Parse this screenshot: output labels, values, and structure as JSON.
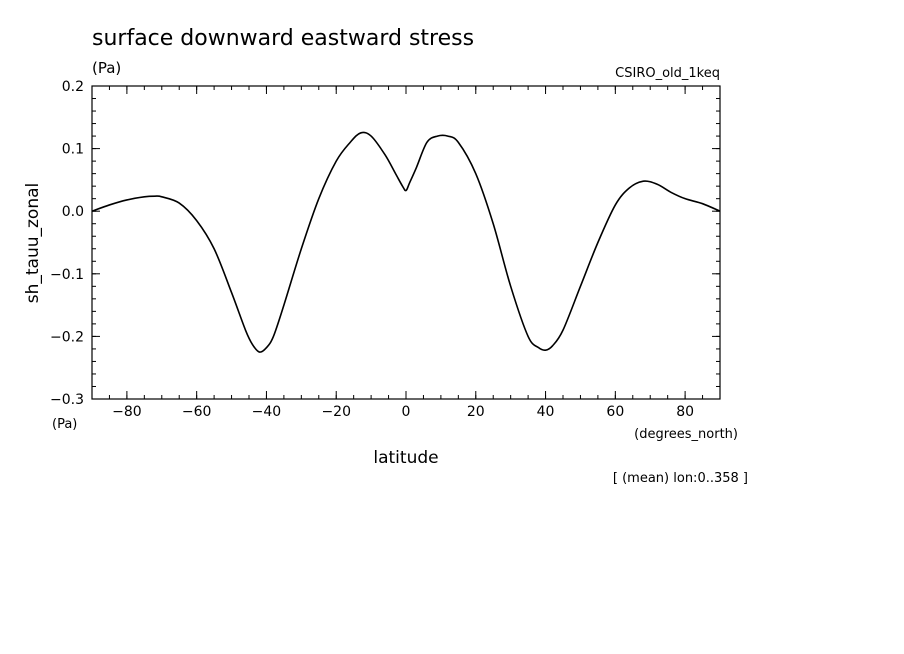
{
  "chart_data": {
    "type": "line",
    "title": "surface downward eastward stress",
    "units_top": "(Pa)",
    "model_label": "CSIRO_old_1keq",
    "ylabel": "sh_tauu_zonal",
    "y_units": "(Pa)",
    "xlabel": "latitude",
    "x_units": "(degrees_north)",
    "footnote": "[ (mean) lon:0..358 ]",
    "xlim": [
      -90,
      90
    ],
    "ylim": [
      -0.3,
      0.2
    ],
    "x_ticks": [
      -80,
      -60,
      -40,
      -20,
      0,
      20,
      40,
      60,
      80
    ],
    "x_tick_labels": [
      "−80",
      "−60",
      "−40",
      "−20",
      "0",
      "20",
      "40",
      "60",
      "80"
    ],
    "y_ticks": [
      -0.3,
      -0.2,
      -0.1,
      0.0,
      0.1,
      0.2
    ],
    "y_tick_labels": [
      "−0.3",
      "−0.2",
      "−0.1",
      "0.0",
      "0.1",
      "0.2"
    ],
    "grid": false,
    "line_color": "#000000",
    "series": [
      {
        "x": [
          -90,
          -85,
          -80,
          -75,
          -72,
          -70,
          -65,
          -60,
          -55,
          -50,
          -46,
          -44,
          -42,
          -40,
          -38,
          -35,
          -30,
          -25,
          -20,
          -16,
          -13,
          -10,
          -6,
          -3,
          -1,
          0,
          1,
          3,
          6,
          9,
          12,
          15,
          20,
          25,
          30,
          35,
          38,
          40,
          42,
          45,
          50,
          55,
          60,
          64,
          68,
          72,
          76,
          80,
          85,
          90
        ],
        "y": [
          0.0,
          0.01,
          0.018,
          0.023,
          0.024,
          0.023,
          0.013,
          -0.015,
          -0.06,
          -0.13,
          -0.19,
          -0.213,
          -0.225,
          -0.218,
          -0.2,
          -0.15,
          -0.06,
          0.02,
          0.08,
          0.11,
          0.125,
          0.12,
          0.09,
          0.06,
          0.04,
          0.033,
          0.045,
          0.07,
          0.11,
          0.12,
          0.12,
          0.11,
          0.06,
          -0.02,
          -0.12,
          -0.2,
          -0.218,
          -0.222,
          -0.215,
          -0.19,
          -0.12,
          -0.05,
          0.01,
          0.037,
          0.048,
          0.043,
          0.03,
          0.02,
          0.012,
          0.0
        ]
      }
    ]
  }
}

WORK TO BE COMPLETED
Write the material out again exactly as it appears, dropping the pictures.

EXERCISE ANSWER
Parse this screenshot: output labels, values, and structure as JSON.
{
  "chart_data": {
    "type": "line",
    "title": "surface downward eastward stress",
    "units_top": "(Pa)",
    "model_label": "CSIRO_old_1keq",
    "ylabel": "sh_tauu_zonal",
    "y_units": "(Pa)",
    "xlabel": "latitude",
    "x_units": "(degrees_north)",
    "footnote": "[ (mean) lon:0..358 ]",
    "xlim": [
      -90,
      90
    ],
    "ylim": [
      -0.3,
      0.2
    ],
    "x_ticks": [
      -80,
      -60,
      -40,
      -20,
      0,
      20,
      40,
      60,
      80
    ],
    "x_tick_labels": [
      "−80",
      "−60",
      "−40",
      "−20",
      "0",
      "20",
      "40",
      "60",
      "80"
    ],
    "y_ticks": [
      -0.3,
      -0.2,
      -0.1,
      0.0,
      0.1,
      0.2
    ],
    "y_tick_labels": [
      "−0.3",
      "−0.2",
      "−0.1",
      "0.0",
      "0.1",
      "0.2"
    ],
    "grid": false,
    "line_color": "#000000",
    "series": [
      {
        "x": [
          -90,
          -85,
          -80,
          -75,
          -72,
          -70,
          -65,
          -60,
          -55,
          -50,
          -46,
          -44,
          -42,
          -40,
          -38,
          -35,
          -30,
          -25,
          -20,
          -16,
          -13,
          -10,
          -6,
          -3,
          -1,
          0,
          1,
          3,
          6,
          9,
          12,
          15,
          20,
          25,
          30,
          35,
          38,
          40,
          42,
          45,
          50,
          55,
          60,
          64,
          68,
          72,
          76,
          80,
          85,
          90
        ],
        "y": [
          0.0,
          0.01,
          0.018,
          0.023,
          0.024,
          0.023,
          0.013,
          -0.015,
          -0.06,
          -0.13,
          -0.19,
          -0.213,
          -0.225,
          -0.218,
          -0.2,
          -0.15,
          -0.06,
          0.02,
          0.08,
          0.11,
          0.125,
          0.12,
          0.09,
          0.06,
          0.04,
          0.033,
          0.045,
          0.07,
          0.11,
          0.12,
          0.12,
          0.11,
          0.06,
          -0.02,
          -0.12,
          -0.2,
          -0.218,
          -0.222,
          -0.215,
          -0.19,
          -0.12,
          -0.05,
          0.01,
          0.037,
          0.048,
          0.043,
          0.03,
          0.02,
          0.012,
          0.0
        ]
      }
    ]
  }
}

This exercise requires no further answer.